- _OBJECTIVE A_: In the listing, change "bar" to "column" from the line with "bar <box>568 262 582 268</box>" up to and including the line with "bar <box>466 265 480 268</box>". Return only those lines, with nothing else altered.

- _TEXT PASSAGE_:
(begin)

Wednesday, October 29, 2008

A Bird in the Hand is Worth Two in the Bush

Here's a happy thought for the day: This is the last Wednesday we have to think about this upcoming election. Or as Zelda likes to phrase it, "This time next week" we'll have a new president.

Now that you're in your happy place I'm going to talk about abortion. I am the Queen of the Bait & Switch.

If you'd asked me as little as a month ago what my top voting priorities were abortion would not have been among them. Being pro-choice is important to me and the removal of that choice has concerned me since I discovered it might be taken away but it seemed like a marginal issue when economic and foreign policy concerns felt so much pervasive and immediate. Then I participated in some political...discussions. I've probably participated in more of those this election cycle than in any one before and I worked in a freaking democratic battleground in 2004, routinely having my intelligence, patriotism and morality called into question. I noticed that I became heated when the subject of choice arose and had a really hard time keeping myself in check so I could continue to debate respectfully. I wondered a bit why I was so emotionally connected to something from which I am, for all practical purposes, completely removed. I'm almost 40, I'm not having of the sex these days (sigh), though I can see myself having a family it would be a family that was gathered together not born from me, I've never been pregnant so there's no evidence that I could be and the window for that, she is pretty narrow at this juncture.

(end)

- _Dataset excerpt_:
(begin)

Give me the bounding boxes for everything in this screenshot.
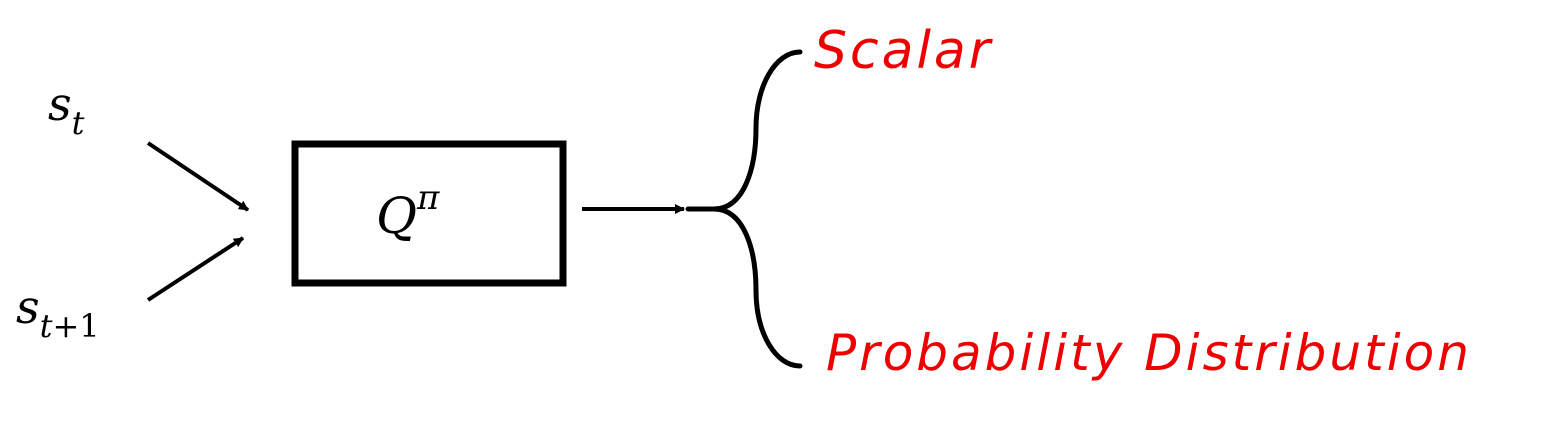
q-function-label: Qπ (376, 178, 440, 245)
state-symbol: s (48, 77, 72, 131)
q-symbol: Q (376, 187, 417, 245)
q-function-box (291, 140, 567, 287)
output-distribution-label: Probability Distribution (826, 324, 1472, 382)
state-next-subscript-rest: +1 (52, 307, 99, 345)
q-superscript: π (416, 178, 440, 218)
state-subscript: t (72, 104, 85, 142)
output-brace (685, 49, 803, 369)
state-next-symbol: s (16, 280, 40, 334)
input-state-next-label: st+1 (16, 280, 100, 345)
state-next-subscript-var: t (40, 307, 53, 345)
arrow-state-next-to-box (146, 236, 245, 302)
output-scalar-label: Scalar (814, 21, 994, 81)
arrow-state-current-to-box (146, 141, 250, 212)
input-state-current-label: st (48, 77, 85, 142)
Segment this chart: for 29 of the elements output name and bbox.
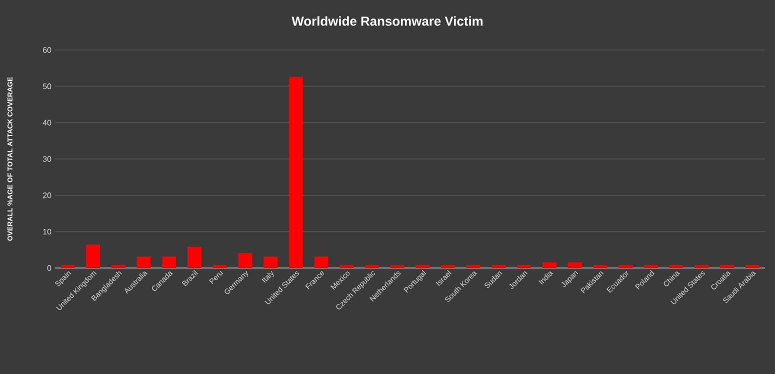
bar <box>568 262 582 268</box>
bar <box>288 76 303 268</box>
bar <box>644 265 658 268</box>
bar <box>187 246 202 268</box>
bar <box>618 265 633 268</box>
bar <box>720 265 734 268</box>
bar <box>136 256 151 268</box>
bar <box>492 265 506 268</box>
bar <box>694 265 709 268</box>
bar <box>86 244 100 268</box>
bar <box>60 265 75 268</box>
bar <box>264 256 278 268</box>
bar <box>238 253 252 268</box>
bar <box>441 265 456 268</box>
bar <box>390 265 404 268</box>
bar <box>340 265 354 268</box>
bar <box>593 265 608 268</box>
bar <box>111 265 126 268</box>
bar <box>669 265 684 268</box>
bar <box>745 265 760 268</box>
bar <box>466 265 480 268</box>
bar <box>162 256 176 268</box>
bar <box>517 265 532 268</box>
bar <box>416 265 430 268</box>
bar <box>542 262 556 268</box>
chart-title: Worldwide Ransomware Victim <box>292 16 483 26</box>
bar <box>314 256 328 268</box>
bar <box>364 265 379 268</box>
bar <box>212 265 227 268</box>
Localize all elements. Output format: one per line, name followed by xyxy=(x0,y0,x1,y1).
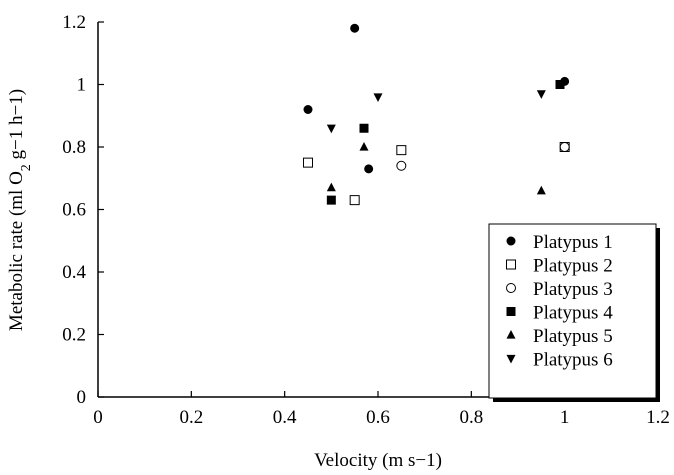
y-tick-label: 0.4 xyxy=(62,262,86,283)
data-point-platypus-2 xyxy=(396,145,407,156)
legend-label: Platypus 5 xyxy=(533,326,613,347)
x-tick-label: 0.4 xyxy=(273,407,297,428)
legend-marker-platypus-3 xyxy=(506,283,516,293)
data-point-platypus-4 xyxy=(359,123,369,133)
legend-marker-platypus-6 xyxy=(506,354,516,364)
x-tick-label: 1 xyxy=(560,407,570,428)
data-point-platypus-6 xyxy=(373,93,383,102)
x-tick-label: 0.6 xyxy=(366,407,390,428)
x-tick-label: 0 xyxy=(93,407,103,428)
data-point-platypus-6 xyxy=(536,90,546,99)
data-point-platypus-5 xyxy=(359,142,369,151)
x-tick-label: 0.2 xyxy=(179,407,203,428)
legend-label: Platypus 1 xyxy=(533,232,613,253)
y-tick-label: 0.2 xyxy=(62,325,86,346)
data-point-platypus-1 xyxy=(303,105,313,114)
legend-label: Platypus 6 xyxy=(533,350,613,371)
y-axis-label: Metabolic rate (ml O2 g−1 h−1) xyxy=(6,89,34,331)
x-tick-label: 1.2 xyxy=(646,407,670,428)
y-axis-ticks: 0 0.2 0.4 0.6 0.8 1 1.2 xyxy=(62,12,104,408)
data-point-platypus-1 xyxy=(350,23,360,33)
data-point-platypus-2 xyxy=(303,157,313,168)
legend-marker-platypus-1 xyxy=(506,236,516,246)
legend-label: Platypus 4 xyxy=(533,303,613,324)
data-point-platypus-2 xyxy=(349,195,360,206)
x-axis-ticks: 0 0.2 0.4 0.6 0.8 1 1.2 xyxy=(93,391,670,428)
legend-label: Platypus 2 xyxy=(533,256,613,277)
legend-label: Platypus 3 xyxy=(533,279,613,300)
legend-marker-platypus-5 xyxy=(506,330,516,339)
y-tick-label: 1 xyxy=(77,75,87,96)
y-tick-label: 0.8 xyxy=(62,137,86,158)
data-points xyxy=(303,23,570,206)
y-tick-label: 0.6 xyxy=(62,200,86,221)
data-point-platypus-4 xyxy=(326,195,336,205)
legend-box xyxy=(488,223,657,399)
data-point-platypus-6 xyxy=(326,124,336,134)
data-point-platypus-5 xyxy=(536,185,546,195)
y-tick-label: 1.2 xyxy=(62,12,86,33)
x-axis-label: Velocity (m s−1) xyxy=(314,450,442,471)
data-point-platypus-5 xyxy=(326,182,336,192)
y-tick-label: 0 xyxy=(77,387,87,408)
x-tick-label: 0.8 xyxy=(459,407,483,428)
data-point-platypus-1 xyxy=(364,164,374,174)
legend-marker-platypus-2 xyxy=(506,259,516,270)
legend-marker-platypus-4 xyxy=(506,307,516,316)
data-point-platypus-3 xyxy=(559,142,570,152)
data-point-platypus-4 xyxy=(555,80,565,89)
data-point-platypus-3 xyxy=(396,160,407,171)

(end)

- _OBJECTIVE B_: According to the blog post, in what year did the writer work in a democratic battleground?

- _FINAL ANSWER A_:
column <box>568 262 582 268</box>
column <box>288 76 303 268</box>
column <box>644 265 658 268</box>
column <box>187 246 202 268</box>
column <box>618 265 633 268</box>
column <box>720 265 734 268</box>
column <box>136 256 151 268</box>
column <box>492 265 506 268</box>
column <box>694 265 709 268</box>
column <box>86 244 100 268</box>
column <box>60 265 75 268</box>
column <box>264 256 278 268</box>
column <box>238 253 252 268</box>
column <box>441 265 456 268</box>
column <box>390 265 404 268</box>
column <box>340 265 354 268</box>
column <box>593 265 608 268</box>
column <box>111 265 126 268</box>
column <box>669 265 684 268</box>
column <box>745 265 760 268</box>
column <box>466 265 480 268</box>

- _FINAL ANSWER B_: 2004